- [WHAT YOU SHOULD DO] Give the number of lines containing the word "Регулиране" and nothing more.

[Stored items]
— begin —

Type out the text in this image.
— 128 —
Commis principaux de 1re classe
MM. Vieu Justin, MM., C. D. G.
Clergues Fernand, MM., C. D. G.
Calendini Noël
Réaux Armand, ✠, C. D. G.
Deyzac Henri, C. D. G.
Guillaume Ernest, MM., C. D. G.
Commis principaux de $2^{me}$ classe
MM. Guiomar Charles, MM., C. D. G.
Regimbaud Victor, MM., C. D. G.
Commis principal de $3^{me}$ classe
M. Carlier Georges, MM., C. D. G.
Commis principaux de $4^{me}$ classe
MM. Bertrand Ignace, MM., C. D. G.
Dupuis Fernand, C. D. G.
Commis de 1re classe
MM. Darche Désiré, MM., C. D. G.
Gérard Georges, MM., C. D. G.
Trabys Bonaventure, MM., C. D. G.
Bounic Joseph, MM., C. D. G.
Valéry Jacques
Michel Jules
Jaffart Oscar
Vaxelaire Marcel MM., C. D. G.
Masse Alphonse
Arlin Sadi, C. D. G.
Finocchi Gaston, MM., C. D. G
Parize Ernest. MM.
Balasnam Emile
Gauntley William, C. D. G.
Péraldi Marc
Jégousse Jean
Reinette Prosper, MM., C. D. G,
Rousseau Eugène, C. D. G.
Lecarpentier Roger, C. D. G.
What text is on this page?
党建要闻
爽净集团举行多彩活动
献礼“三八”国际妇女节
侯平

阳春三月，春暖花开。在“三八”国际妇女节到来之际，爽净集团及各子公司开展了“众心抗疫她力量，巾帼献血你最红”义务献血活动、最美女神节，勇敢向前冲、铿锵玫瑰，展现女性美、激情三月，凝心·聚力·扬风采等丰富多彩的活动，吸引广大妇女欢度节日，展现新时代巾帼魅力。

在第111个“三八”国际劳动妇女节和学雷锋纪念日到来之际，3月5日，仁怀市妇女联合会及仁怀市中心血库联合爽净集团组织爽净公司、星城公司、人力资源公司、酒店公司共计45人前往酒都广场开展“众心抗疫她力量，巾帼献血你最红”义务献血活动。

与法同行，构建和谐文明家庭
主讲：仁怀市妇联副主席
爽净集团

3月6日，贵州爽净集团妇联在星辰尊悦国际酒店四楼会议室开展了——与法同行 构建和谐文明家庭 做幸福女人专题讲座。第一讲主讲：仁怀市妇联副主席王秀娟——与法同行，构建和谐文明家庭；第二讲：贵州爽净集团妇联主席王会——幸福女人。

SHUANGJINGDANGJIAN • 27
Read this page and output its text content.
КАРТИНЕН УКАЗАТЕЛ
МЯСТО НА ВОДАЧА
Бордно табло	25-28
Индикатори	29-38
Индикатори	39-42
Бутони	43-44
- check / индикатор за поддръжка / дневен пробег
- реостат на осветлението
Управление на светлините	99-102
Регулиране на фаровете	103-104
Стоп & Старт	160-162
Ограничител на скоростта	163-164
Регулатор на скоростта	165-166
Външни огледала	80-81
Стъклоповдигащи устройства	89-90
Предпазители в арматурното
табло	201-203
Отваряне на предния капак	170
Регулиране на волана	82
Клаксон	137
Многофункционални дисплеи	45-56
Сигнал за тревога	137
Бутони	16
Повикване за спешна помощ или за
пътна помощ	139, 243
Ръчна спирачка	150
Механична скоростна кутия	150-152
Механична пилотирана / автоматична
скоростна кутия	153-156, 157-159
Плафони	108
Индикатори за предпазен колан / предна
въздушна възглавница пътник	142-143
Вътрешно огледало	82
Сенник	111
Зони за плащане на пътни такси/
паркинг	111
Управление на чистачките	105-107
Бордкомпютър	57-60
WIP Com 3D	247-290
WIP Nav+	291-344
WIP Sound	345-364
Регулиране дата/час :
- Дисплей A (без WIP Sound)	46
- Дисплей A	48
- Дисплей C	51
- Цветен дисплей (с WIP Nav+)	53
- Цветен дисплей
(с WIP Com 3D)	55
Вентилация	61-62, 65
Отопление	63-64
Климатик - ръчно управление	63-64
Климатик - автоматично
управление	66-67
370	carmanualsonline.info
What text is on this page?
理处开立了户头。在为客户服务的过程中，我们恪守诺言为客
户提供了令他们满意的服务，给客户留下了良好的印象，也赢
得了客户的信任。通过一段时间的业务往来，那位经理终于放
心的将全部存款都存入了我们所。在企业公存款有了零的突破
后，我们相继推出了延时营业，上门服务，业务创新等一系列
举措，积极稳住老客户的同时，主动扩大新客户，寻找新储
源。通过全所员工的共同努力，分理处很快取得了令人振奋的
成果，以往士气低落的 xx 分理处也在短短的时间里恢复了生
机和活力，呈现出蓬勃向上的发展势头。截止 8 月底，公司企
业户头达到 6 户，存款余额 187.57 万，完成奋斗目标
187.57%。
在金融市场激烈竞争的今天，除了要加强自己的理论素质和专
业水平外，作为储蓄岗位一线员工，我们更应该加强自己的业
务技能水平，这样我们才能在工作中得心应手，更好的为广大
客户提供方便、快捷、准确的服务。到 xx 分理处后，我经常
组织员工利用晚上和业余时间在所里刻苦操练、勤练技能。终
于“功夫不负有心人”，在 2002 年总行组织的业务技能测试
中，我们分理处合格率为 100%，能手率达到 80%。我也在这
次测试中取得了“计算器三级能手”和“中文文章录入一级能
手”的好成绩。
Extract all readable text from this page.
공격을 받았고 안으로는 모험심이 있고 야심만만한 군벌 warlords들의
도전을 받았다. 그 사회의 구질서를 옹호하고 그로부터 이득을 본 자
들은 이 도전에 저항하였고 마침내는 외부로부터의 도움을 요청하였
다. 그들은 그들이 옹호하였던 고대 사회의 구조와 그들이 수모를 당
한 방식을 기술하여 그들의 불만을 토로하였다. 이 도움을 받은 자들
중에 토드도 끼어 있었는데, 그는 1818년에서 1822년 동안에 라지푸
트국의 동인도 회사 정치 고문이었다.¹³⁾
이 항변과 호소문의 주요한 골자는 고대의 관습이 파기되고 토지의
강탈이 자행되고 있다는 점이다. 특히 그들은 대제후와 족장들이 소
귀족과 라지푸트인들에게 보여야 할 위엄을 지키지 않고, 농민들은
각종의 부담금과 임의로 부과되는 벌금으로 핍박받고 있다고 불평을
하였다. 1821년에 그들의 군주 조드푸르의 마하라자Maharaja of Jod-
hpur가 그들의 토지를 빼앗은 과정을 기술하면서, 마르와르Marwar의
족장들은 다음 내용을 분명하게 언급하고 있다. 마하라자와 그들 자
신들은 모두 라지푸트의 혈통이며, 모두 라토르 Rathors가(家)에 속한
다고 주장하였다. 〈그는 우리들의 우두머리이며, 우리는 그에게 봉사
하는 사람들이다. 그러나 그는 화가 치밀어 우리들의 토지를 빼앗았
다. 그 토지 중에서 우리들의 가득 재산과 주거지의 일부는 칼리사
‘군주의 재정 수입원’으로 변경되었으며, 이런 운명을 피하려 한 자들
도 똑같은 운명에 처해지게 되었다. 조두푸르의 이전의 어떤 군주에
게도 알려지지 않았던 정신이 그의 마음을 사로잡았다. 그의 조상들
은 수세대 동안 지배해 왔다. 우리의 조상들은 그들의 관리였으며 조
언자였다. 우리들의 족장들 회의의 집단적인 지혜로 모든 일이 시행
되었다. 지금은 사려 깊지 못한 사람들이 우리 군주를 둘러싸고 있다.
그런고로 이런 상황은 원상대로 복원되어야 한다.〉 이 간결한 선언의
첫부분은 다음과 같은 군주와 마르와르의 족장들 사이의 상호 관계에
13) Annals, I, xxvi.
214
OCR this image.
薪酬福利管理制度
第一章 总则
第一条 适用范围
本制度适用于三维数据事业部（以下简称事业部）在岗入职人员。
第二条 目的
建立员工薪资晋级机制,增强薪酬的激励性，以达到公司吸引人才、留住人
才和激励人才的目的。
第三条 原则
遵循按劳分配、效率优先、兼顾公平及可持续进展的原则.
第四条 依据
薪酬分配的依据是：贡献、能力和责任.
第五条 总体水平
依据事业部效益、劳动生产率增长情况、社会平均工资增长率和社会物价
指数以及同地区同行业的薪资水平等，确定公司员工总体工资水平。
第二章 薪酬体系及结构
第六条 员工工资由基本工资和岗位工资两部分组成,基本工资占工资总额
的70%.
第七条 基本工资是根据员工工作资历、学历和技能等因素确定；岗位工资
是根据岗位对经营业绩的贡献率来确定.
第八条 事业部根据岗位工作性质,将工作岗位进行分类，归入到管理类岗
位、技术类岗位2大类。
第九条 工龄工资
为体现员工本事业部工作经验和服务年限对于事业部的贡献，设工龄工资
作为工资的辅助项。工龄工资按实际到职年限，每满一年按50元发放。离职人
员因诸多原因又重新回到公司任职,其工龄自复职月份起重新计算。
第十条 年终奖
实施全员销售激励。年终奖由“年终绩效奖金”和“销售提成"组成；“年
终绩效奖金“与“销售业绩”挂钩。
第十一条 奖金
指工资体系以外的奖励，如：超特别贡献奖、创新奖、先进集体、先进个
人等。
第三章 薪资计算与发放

— end —

- [WRITTEN RESPONSE] 3